# EXCERPT
A dictionary can be thought of as an unordered list where every item is associated with a key (i.e. a self-defined index of strings or numbers).    
+ The index values are called **keys**.  
+ A dictionary therefore contains **key-value pairs** with the format `{key: value(s)}`.      

Dictionaries can be created using `dict()` or by listing key-values pairs inside `{}`.  
+ `{"key_1": ["value_1", "value_2"], "key_2": "value_3"}`     

Dictionary key-value pairs can be accessed by subsetting on the key or by using the `get()` method.   

In [12]:
#-----example 1-----
branch_teams = {"dev_team": ["Jane", "Paul", "Gwen", "Suresh"],
                "user_design_team": ["Ming", "Sasha", "Amy"],
                "comms_team": ["David", "Prya", "Alice"]}  

# create a dictionary

branch_teams

{'dev_team': ['Jane', 'Paul', 'Gwen', 'Suresh'],
 'user_design_team': ['Ming', 'Sasha', 'Amy'],
 'comms_team': ['David', 'Prya', 'Alice']}

In [13]:
#-----example 2-----
branch_teams["comms_team"] 

# subsets the values associated with key = "comms_team"

['David', 'Prya', 'Alice']

In [14]:
#-----example 3----- 
comms_team = branch_teams.get("comms_team")
print(comms_team) # comms_team is stored as a list 

HR_team = branch_teams.get("HR_team", "No team exists")  
print(HR_team) 

# get() allows us to return an alternate string when the key is not found inside the dictionary 
# this prevents our code from returning an error message which halts the analysis

['David', 'Prya', 'Alice']
No team exists


To manipulate dictionaries, we can perform the following other actions:  
+ You can check whether a key exists in a dictionary using the keyword `in` i.e. `"key_2" in dict_1` should return `True`.  
+ You can retrieve dictionary keys using `dict_1.keys()`.  
+ You can retrieve dictionary values using `dict_1.values()`.  
+ You can retrieve dictionary items using `dict_1.items()`.

# EXCERPTED RECORDS
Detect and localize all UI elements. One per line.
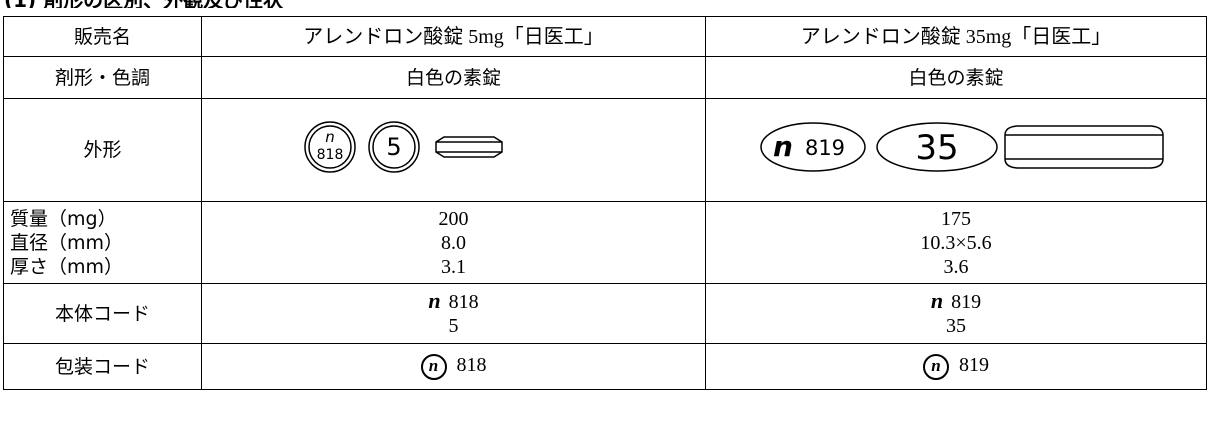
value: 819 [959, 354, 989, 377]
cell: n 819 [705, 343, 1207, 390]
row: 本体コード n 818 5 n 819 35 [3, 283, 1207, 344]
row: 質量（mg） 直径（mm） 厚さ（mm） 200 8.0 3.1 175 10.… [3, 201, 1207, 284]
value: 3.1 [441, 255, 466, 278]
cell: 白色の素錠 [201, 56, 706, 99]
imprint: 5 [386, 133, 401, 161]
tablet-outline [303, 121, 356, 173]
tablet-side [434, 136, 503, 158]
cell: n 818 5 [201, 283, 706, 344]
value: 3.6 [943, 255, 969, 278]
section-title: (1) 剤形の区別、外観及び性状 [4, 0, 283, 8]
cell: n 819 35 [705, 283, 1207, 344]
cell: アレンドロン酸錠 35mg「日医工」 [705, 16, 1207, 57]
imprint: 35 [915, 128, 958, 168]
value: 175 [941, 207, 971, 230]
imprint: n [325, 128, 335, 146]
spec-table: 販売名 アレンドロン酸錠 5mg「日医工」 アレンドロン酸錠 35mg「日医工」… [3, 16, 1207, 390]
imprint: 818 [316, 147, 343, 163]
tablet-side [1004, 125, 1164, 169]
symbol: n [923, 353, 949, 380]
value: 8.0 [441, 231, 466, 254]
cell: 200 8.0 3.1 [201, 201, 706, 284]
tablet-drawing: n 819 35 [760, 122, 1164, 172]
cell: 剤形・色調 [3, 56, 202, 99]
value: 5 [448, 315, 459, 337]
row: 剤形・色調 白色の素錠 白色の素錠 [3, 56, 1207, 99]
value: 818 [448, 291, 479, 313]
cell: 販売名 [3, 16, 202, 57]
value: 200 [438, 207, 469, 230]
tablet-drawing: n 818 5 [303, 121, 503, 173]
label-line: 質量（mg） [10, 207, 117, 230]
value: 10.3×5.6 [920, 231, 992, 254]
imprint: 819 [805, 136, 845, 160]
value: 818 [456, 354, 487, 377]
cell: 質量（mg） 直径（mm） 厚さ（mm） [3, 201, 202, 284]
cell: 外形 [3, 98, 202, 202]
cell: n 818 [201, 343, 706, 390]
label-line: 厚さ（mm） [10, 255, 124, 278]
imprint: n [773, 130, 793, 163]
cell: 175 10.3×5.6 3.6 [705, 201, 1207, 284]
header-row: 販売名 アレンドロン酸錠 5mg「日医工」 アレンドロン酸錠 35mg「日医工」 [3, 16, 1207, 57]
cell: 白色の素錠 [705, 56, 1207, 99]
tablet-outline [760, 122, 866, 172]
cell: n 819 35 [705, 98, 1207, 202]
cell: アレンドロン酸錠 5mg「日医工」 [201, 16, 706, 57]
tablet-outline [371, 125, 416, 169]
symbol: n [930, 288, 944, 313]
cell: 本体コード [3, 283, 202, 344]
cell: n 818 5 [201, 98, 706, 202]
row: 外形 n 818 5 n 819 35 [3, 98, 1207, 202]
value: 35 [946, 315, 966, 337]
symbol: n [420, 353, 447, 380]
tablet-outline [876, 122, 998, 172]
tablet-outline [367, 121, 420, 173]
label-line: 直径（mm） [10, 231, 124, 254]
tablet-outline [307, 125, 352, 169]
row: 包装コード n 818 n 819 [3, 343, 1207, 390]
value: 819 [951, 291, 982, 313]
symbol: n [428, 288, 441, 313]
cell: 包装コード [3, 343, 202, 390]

# REQUIRED ACTIONS
#1 In the excerpt on Python dictionaries, what is printed when `get()` is used with the missing key "HR_team"?
#2 Transcribe the dictionaries excerpt between "A dictionary can" and "are called **keys**.", inclusive.

# ANSWERS TO THE EXERCISE
#1 No team exists

#2
A dictionary can be thought of as an unordered list where every item is associated with a key (i.e. a self-defined index of strings or numbers).    
+ The index values are called **keys**.